— begin Provided information —

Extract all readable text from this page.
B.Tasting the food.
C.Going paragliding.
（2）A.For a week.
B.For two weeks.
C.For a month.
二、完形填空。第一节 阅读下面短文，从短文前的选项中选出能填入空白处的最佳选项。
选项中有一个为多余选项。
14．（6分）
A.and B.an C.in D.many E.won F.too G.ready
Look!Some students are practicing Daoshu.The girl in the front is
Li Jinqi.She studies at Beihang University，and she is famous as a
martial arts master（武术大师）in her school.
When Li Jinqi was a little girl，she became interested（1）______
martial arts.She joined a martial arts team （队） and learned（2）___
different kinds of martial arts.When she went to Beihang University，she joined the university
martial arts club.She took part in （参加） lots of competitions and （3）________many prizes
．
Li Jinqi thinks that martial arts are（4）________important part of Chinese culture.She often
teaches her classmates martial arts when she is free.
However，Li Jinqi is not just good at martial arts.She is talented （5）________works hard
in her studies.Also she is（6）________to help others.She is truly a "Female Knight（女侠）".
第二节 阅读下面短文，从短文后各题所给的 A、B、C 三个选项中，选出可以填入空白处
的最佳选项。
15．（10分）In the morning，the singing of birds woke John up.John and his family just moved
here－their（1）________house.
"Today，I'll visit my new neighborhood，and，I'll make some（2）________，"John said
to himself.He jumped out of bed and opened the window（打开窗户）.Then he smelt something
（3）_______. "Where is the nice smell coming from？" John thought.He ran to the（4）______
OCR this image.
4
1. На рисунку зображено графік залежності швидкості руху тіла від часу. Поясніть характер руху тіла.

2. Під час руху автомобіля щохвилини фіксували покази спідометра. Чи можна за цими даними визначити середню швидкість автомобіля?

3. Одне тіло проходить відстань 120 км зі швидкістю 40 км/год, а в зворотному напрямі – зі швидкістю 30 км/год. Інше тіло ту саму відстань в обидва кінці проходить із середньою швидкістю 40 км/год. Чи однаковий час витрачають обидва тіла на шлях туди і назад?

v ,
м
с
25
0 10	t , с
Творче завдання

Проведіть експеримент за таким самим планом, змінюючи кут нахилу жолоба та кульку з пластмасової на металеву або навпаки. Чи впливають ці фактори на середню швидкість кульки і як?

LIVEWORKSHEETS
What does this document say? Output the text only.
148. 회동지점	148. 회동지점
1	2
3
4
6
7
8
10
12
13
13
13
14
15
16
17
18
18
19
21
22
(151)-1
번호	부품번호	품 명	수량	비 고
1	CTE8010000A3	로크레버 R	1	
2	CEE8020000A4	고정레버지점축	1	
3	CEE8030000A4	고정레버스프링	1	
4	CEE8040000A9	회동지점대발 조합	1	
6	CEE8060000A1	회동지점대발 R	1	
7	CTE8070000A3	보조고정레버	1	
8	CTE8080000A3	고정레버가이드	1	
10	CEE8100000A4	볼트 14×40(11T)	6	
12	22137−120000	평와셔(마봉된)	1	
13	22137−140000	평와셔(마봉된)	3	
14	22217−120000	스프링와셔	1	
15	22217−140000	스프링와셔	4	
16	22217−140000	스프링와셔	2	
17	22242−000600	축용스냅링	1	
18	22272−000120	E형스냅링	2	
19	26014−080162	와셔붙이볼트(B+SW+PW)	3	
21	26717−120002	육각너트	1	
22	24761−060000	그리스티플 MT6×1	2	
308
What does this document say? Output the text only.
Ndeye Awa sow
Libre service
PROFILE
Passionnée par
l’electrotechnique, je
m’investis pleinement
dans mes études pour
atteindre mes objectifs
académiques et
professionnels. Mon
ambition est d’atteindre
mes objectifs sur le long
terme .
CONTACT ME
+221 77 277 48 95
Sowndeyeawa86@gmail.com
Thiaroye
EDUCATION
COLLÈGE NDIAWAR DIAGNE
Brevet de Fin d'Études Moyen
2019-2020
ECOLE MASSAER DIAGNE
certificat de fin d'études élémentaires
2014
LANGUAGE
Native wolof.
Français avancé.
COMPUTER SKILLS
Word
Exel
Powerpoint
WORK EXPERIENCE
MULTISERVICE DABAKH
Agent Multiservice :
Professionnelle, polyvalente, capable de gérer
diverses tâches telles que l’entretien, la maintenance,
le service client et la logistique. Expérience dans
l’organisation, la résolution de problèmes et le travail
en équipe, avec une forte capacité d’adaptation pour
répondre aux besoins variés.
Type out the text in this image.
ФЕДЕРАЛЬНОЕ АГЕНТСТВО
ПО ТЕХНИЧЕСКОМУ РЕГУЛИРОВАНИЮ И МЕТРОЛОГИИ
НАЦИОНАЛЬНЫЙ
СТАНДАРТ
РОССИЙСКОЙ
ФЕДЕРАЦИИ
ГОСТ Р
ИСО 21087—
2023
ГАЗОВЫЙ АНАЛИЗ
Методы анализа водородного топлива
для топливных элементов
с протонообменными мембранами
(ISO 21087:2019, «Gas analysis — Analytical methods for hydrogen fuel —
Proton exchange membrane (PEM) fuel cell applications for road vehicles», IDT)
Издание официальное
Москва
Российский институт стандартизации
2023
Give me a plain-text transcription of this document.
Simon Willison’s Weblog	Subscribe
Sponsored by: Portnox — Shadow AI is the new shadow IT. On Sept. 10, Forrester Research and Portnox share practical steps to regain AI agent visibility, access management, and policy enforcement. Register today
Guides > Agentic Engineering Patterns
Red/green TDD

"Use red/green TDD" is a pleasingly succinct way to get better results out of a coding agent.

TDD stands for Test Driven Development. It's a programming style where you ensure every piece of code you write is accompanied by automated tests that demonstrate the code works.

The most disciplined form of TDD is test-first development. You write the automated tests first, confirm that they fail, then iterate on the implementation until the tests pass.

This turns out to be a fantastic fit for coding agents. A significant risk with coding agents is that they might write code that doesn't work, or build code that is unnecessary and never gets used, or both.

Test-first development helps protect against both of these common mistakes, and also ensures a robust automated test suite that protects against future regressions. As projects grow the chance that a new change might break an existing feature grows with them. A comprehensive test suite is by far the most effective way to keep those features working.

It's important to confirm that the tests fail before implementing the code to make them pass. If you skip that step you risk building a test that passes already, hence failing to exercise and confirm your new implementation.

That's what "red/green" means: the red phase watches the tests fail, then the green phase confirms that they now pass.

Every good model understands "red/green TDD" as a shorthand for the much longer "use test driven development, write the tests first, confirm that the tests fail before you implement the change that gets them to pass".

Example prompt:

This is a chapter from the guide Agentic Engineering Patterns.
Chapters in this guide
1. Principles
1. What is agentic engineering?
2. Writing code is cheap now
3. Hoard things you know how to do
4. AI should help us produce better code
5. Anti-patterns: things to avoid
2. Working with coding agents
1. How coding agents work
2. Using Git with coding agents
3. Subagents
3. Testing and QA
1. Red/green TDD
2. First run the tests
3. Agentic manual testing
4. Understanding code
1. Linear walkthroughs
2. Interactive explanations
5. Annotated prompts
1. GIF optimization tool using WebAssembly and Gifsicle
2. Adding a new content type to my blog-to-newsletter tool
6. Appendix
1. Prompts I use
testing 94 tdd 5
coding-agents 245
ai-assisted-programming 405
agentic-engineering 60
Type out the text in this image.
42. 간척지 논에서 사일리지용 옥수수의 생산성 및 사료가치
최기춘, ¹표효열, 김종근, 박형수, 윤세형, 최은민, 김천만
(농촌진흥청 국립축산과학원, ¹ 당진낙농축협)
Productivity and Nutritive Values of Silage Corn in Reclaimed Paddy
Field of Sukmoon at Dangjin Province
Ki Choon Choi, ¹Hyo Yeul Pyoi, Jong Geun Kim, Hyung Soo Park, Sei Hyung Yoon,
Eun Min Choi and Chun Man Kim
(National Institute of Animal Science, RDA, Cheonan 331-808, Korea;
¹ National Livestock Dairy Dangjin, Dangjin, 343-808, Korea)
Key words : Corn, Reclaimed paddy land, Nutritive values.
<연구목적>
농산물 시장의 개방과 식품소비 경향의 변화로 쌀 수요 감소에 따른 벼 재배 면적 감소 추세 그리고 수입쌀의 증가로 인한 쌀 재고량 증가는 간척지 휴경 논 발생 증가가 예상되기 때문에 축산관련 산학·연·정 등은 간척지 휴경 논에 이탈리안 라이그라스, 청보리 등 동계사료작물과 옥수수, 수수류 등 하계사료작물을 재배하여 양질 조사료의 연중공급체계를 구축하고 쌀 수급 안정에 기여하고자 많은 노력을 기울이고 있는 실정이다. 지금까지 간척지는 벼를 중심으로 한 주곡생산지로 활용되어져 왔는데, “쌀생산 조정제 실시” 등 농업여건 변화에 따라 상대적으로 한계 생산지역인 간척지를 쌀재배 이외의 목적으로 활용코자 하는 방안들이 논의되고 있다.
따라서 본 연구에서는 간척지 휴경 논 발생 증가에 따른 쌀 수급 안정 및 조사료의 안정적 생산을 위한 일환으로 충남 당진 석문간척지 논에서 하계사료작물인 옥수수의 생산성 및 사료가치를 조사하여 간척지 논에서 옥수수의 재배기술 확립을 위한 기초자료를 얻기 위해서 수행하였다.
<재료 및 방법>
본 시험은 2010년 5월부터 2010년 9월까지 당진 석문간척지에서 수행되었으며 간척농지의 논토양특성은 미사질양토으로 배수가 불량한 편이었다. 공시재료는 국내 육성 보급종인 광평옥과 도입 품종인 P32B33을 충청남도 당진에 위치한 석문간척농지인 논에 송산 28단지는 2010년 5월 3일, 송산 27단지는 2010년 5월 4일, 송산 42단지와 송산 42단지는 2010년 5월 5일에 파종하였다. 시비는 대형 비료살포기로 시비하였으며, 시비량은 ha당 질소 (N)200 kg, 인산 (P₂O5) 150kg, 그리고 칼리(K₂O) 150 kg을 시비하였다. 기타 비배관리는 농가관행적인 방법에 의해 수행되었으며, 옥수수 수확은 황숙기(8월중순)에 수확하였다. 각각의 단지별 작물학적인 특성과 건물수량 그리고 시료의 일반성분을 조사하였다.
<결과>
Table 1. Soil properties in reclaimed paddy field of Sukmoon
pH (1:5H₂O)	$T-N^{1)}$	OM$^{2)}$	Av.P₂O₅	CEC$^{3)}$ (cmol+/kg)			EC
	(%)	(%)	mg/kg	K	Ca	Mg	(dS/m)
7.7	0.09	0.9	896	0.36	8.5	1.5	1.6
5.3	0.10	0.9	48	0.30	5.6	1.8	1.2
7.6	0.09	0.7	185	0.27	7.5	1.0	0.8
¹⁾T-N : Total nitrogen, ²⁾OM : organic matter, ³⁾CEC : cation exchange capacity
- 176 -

— end Provided information —

=== Short problem ===
Which lines contain the word "옥수수의"? Copy each of them.

=== Written solution ===
42. 간척지 논에서 사일리지용 옥수수의 생산성 및 사료가치
따라서 본 연구에서는 간척지 휴경 논 발생 증가에 따른 쌀 수급 안정 및 조사료의 안정적 생산을 위한 일환으로 충남 당진 석문간척지 논에서 하계사료작물인 옥수수의 생산성 및 사료가치를 조사하여 간척지 논에서 옥수수의 재배기술 확립을 위한 기초자료를 얻기 위해서 수행하였다.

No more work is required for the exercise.